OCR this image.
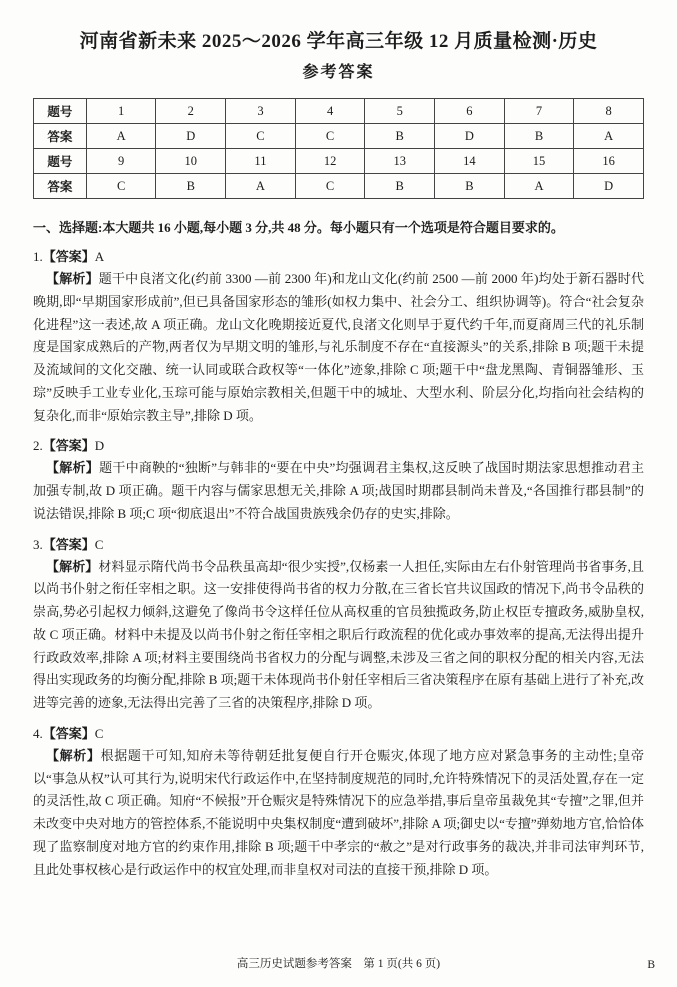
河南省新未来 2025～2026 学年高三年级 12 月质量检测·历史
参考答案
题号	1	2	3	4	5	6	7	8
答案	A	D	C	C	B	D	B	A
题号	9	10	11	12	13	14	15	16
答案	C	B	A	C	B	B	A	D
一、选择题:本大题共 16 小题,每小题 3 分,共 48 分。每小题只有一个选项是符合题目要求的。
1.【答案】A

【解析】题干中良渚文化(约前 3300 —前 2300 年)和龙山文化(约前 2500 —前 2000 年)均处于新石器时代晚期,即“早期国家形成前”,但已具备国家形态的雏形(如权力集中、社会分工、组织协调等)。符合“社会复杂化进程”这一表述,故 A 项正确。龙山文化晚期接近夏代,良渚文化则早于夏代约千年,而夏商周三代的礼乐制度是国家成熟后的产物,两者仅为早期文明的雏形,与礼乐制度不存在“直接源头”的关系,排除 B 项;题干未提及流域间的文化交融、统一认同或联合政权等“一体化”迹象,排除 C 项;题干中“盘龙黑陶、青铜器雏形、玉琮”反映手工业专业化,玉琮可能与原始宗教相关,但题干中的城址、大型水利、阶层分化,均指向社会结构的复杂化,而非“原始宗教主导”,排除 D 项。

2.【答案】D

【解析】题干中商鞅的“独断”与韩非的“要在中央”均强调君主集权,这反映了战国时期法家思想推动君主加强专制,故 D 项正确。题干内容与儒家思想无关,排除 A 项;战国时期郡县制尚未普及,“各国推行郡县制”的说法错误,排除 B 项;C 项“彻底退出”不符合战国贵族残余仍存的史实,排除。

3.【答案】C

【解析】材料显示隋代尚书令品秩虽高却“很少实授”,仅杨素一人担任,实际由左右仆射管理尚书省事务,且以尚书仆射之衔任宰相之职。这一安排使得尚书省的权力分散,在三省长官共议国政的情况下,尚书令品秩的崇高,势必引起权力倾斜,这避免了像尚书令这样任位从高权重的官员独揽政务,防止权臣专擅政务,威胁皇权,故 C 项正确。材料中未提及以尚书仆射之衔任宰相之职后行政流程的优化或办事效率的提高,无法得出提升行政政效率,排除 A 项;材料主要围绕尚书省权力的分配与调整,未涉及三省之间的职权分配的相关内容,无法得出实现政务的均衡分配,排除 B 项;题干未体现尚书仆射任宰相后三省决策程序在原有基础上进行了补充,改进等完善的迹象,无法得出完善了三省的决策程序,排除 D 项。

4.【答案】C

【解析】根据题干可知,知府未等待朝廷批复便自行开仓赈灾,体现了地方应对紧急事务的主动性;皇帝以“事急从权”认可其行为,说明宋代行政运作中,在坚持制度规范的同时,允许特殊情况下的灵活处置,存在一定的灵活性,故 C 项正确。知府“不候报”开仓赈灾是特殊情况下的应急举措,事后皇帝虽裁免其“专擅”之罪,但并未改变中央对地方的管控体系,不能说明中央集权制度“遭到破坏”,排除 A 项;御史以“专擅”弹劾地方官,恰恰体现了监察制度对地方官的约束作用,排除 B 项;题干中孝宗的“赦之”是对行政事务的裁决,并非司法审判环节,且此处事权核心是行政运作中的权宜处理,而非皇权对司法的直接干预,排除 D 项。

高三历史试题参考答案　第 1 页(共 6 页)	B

◆ ◆ ◆

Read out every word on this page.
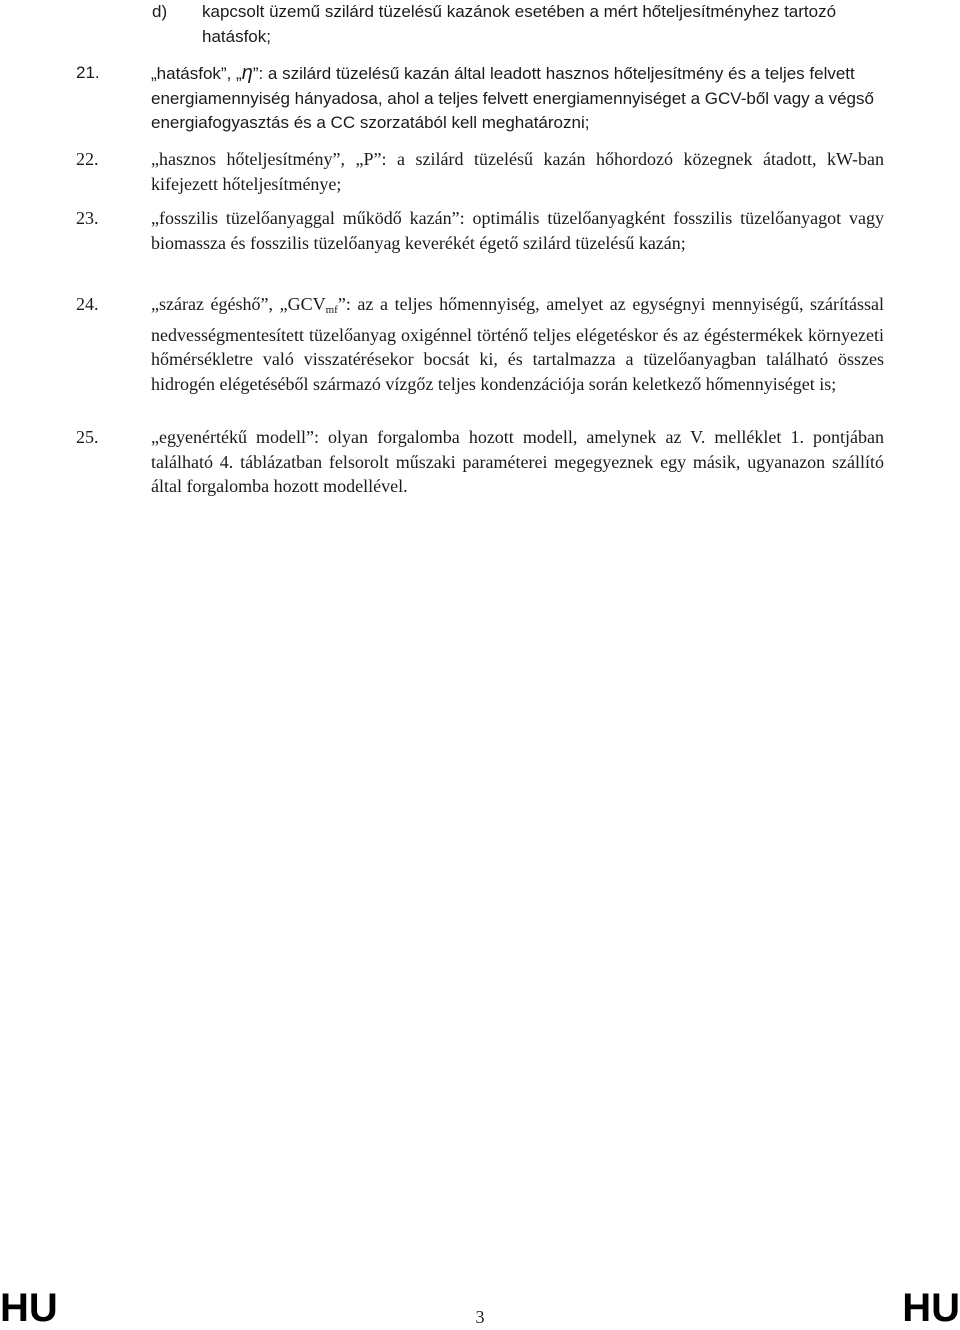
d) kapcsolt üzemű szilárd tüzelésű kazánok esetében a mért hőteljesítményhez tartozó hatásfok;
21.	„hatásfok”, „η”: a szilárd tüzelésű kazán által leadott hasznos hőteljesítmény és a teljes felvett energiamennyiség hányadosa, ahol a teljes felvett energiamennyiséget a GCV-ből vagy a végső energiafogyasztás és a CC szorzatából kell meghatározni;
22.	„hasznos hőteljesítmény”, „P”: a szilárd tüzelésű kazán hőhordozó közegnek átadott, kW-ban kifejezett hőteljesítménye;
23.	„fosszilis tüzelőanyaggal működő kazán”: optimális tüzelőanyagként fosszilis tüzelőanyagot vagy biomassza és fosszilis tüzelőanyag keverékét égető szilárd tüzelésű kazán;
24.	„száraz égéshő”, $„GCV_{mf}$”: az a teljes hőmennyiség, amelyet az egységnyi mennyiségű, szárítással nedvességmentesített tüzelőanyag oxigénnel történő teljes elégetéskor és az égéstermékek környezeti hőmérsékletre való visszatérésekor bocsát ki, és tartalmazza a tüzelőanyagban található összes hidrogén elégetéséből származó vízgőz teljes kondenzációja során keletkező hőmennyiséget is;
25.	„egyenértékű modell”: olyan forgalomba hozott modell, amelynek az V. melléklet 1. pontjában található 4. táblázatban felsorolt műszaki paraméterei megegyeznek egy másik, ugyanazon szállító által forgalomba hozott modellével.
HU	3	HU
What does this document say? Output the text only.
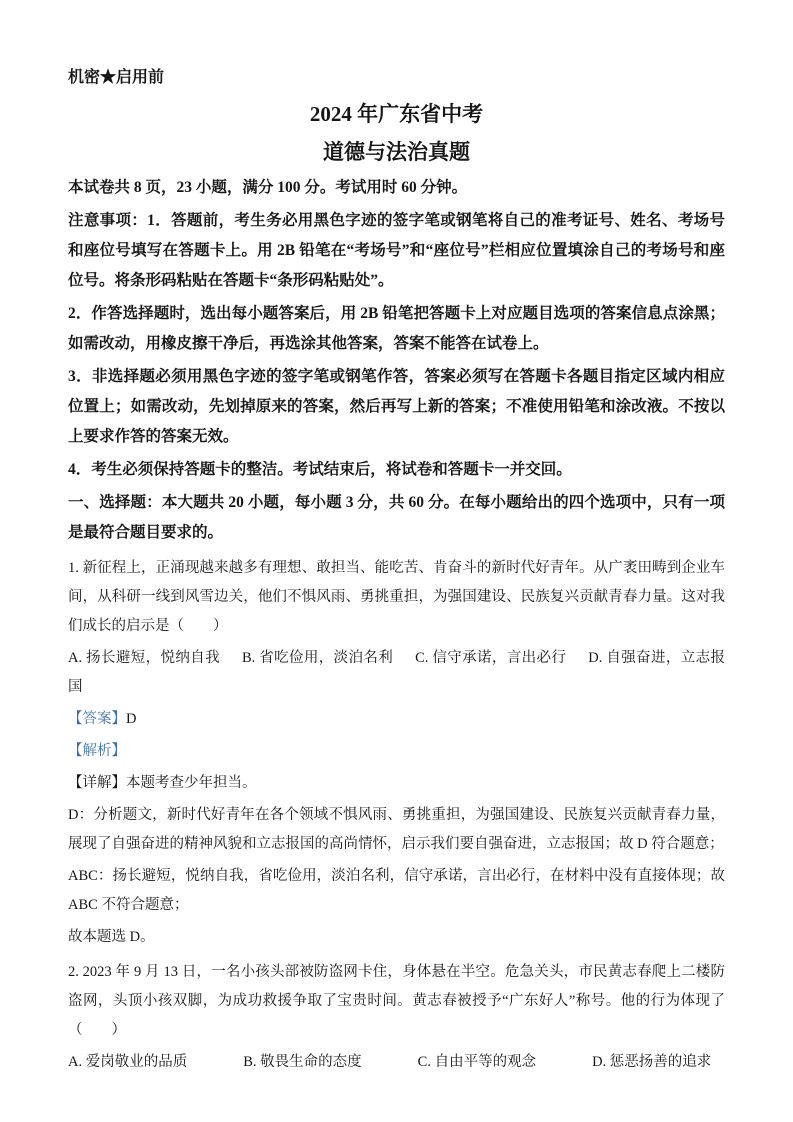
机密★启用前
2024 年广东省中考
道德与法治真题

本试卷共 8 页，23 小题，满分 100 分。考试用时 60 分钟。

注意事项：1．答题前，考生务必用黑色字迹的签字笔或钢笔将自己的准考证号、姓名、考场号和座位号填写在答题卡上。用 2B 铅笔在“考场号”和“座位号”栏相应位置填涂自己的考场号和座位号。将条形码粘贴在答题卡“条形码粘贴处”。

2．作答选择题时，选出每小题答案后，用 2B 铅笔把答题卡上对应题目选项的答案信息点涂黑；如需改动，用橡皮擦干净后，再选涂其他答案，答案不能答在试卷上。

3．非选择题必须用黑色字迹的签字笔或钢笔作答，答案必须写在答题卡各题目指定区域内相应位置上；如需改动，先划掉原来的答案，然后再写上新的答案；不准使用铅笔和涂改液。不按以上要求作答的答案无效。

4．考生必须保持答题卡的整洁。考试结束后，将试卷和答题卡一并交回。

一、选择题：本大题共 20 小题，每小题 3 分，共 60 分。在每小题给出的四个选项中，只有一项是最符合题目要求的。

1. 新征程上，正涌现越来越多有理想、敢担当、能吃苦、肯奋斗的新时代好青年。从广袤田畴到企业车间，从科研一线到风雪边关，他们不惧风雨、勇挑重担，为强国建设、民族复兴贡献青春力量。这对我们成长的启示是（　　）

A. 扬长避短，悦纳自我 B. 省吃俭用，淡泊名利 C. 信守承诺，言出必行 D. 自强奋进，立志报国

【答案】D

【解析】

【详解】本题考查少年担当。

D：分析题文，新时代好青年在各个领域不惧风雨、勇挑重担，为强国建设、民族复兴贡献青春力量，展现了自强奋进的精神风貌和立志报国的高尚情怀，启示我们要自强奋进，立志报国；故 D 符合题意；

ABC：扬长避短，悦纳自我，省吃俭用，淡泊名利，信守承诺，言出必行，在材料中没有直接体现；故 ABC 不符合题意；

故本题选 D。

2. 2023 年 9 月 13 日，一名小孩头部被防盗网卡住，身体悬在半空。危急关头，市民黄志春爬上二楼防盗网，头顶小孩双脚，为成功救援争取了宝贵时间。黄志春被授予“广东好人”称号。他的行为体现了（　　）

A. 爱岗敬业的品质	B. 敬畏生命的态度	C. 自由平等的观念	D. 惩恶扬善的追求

◆ ◆ ◆

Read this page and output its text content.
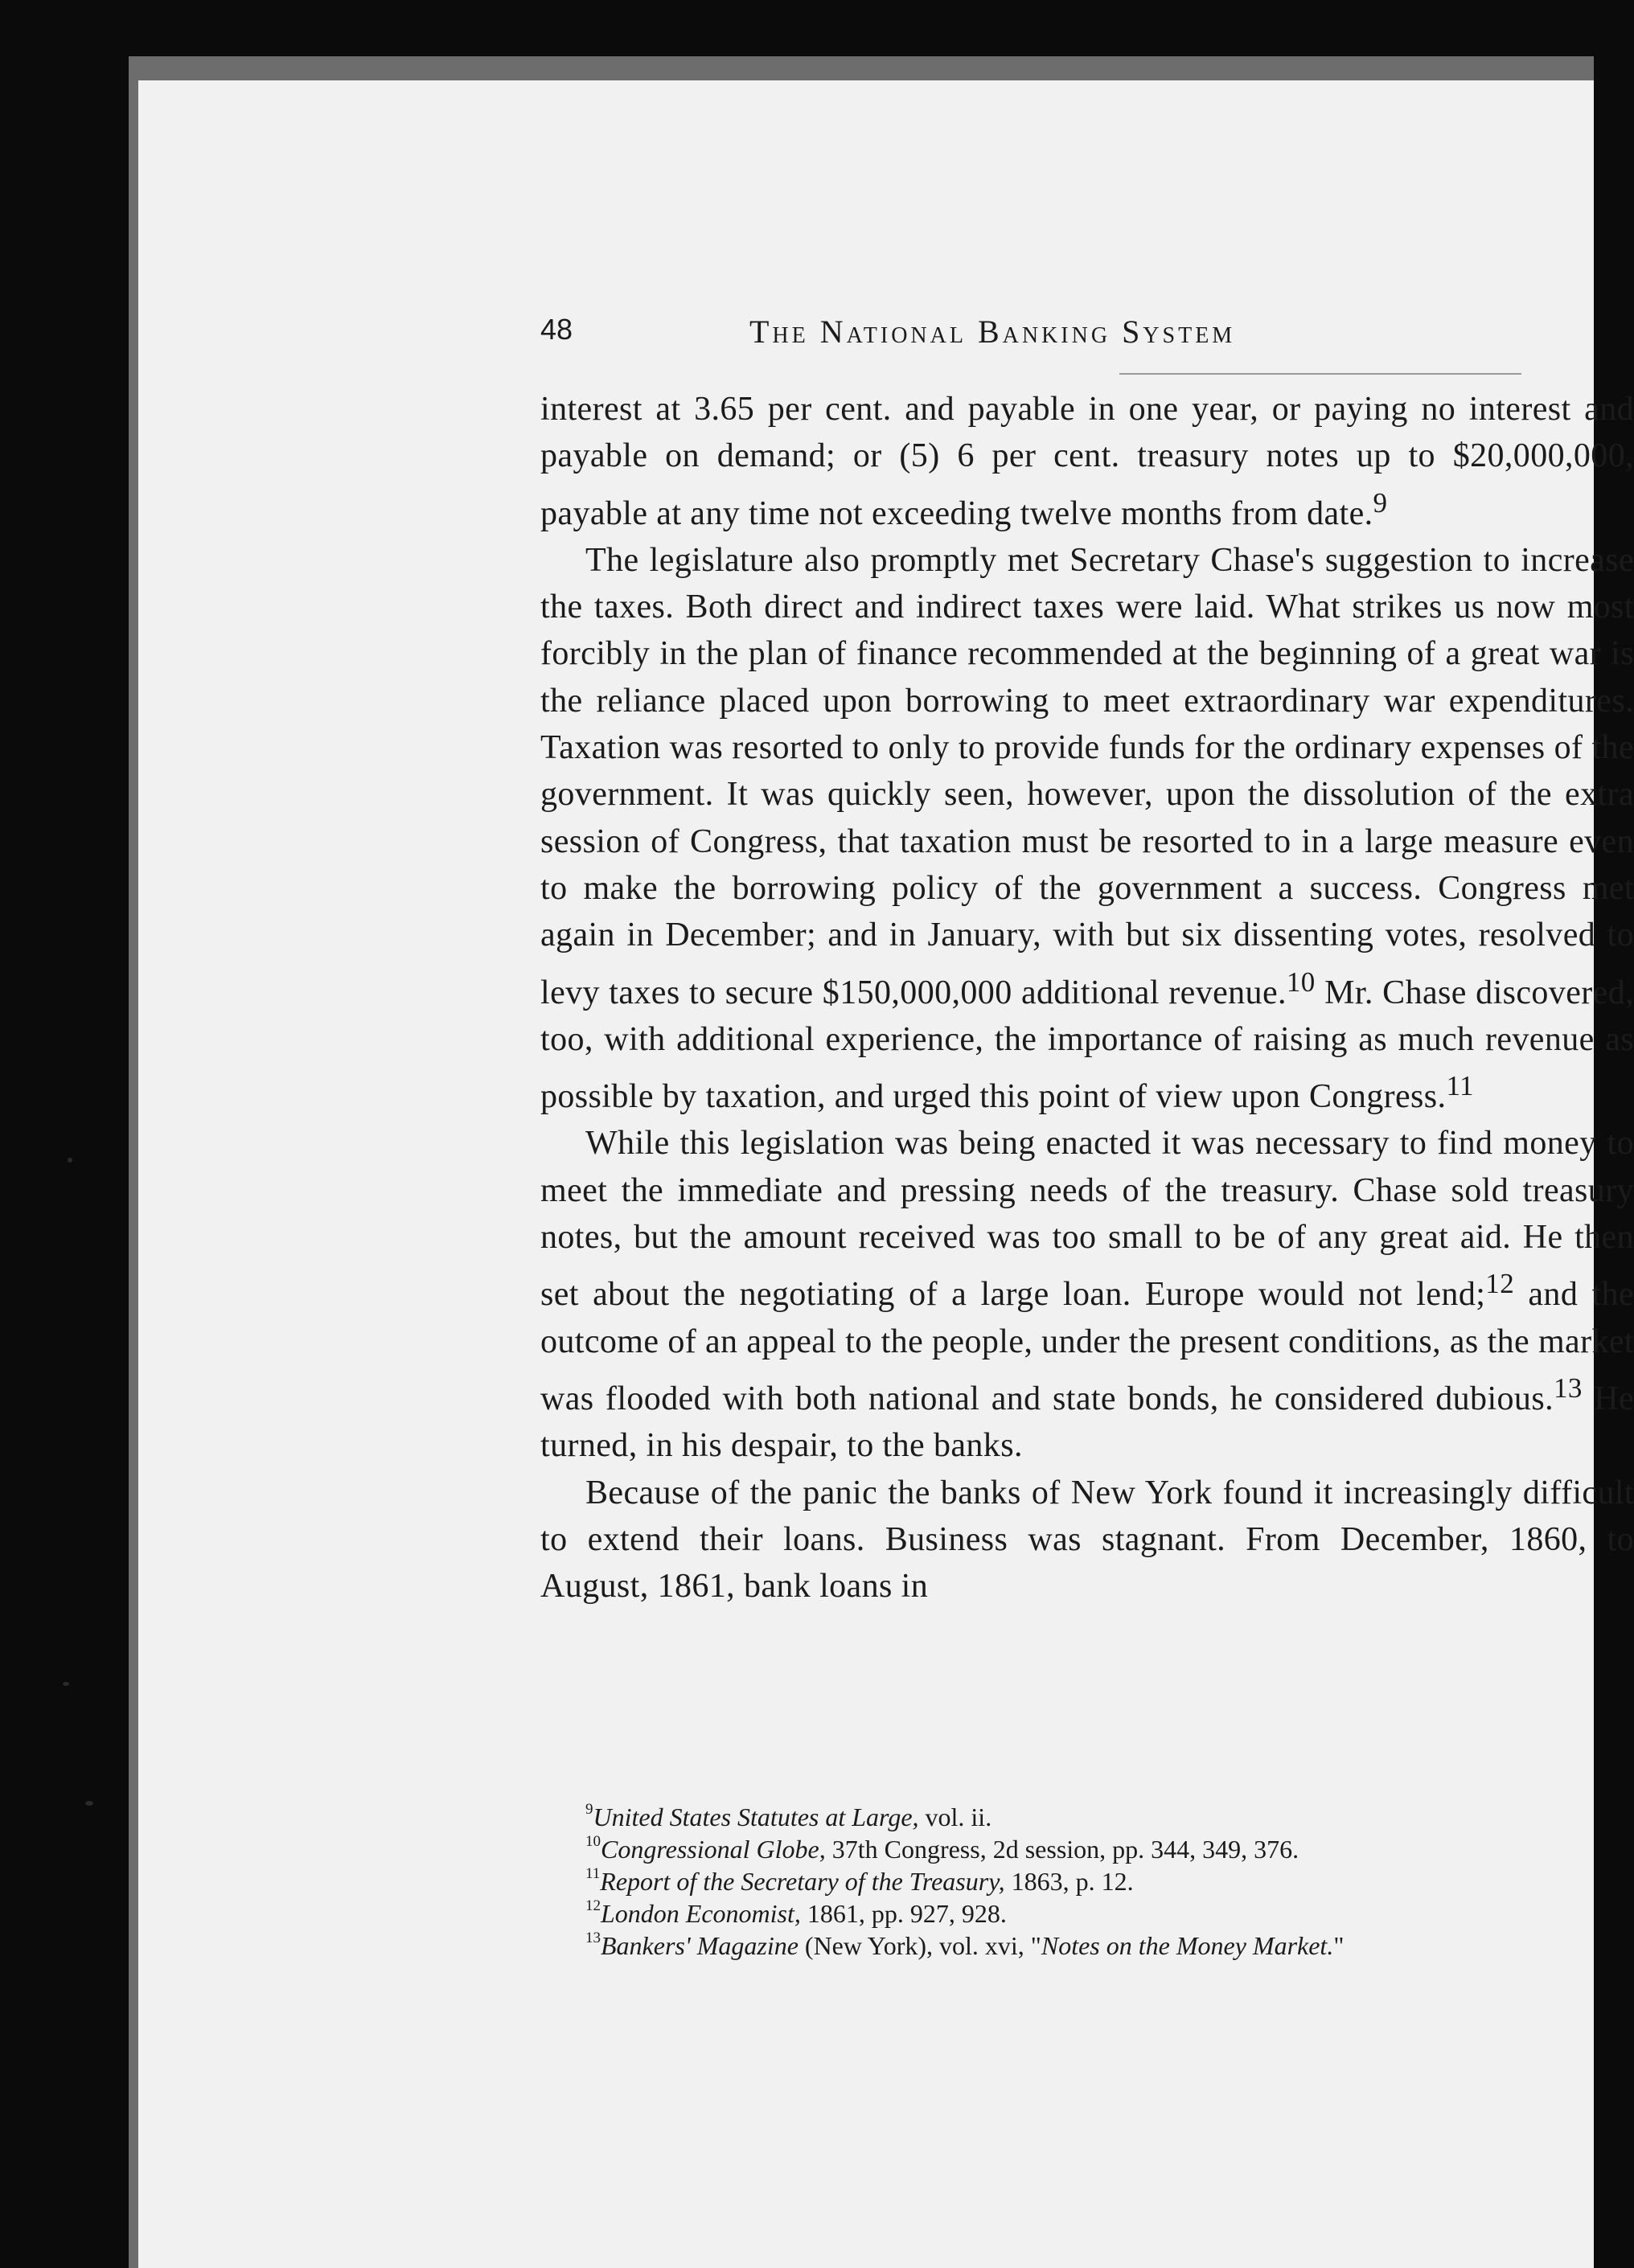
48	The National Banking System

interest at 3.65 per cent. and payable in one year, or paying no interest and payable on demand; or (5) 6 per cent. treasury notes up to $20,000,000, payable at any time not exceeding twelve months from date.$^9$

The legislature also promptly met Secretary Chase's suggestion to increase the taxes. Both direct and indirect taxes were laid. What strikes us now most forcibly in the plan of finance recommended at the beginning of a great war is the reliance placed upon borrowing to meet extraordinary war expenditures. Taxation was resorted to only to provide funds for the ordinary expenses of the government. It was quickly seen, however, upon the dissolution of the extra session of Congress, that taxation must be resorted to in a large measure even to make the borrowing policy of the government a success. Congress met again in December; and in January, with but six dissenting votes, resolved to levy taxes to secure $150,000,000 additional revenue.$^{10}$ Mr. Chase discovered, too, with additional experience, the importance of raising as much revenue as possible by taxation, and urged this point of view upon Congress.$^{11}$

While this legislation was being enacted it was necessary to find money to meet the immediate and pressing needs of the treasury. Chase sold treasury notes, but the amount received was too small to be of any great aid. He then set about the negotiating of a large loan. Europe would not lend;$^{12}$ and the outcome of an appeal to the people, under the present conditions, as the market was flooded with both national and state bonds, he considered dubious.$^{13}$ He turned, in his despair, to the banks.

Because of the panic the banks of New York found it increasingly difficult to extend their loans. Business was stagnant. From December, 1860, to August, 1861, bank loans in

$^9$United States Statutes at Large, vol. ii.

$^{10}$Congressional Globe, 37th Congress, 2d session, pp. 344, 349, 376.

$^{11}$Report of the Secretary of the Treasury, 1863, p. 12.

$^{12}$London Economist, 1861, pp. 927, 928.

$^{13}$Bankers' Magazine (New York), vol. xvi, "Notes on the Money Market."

◆ ◆ ◆

● YOUR TASK: Search the records above for the string "hasznos". Copy every line that contains it.

● ANSWER TO THIS TASK:
21.	„hatásfok”, „η”: a szilárd tüzelésű kazán által leadott hasznos hőteljesítmény és a teljes felvett energiamennyiség hányadosa, ahol a teljes felvett energiamennyiséget a GCV-ből vagy a végső energiafogyasztás és a CC szorzatából kell meghatározni;
22.	„hasznos hőteljesítmény”, „P”: a szilárd tüzelésű kazán hőhordozó közegnek átadott, kW-ban kifejezett hőteljesítménye;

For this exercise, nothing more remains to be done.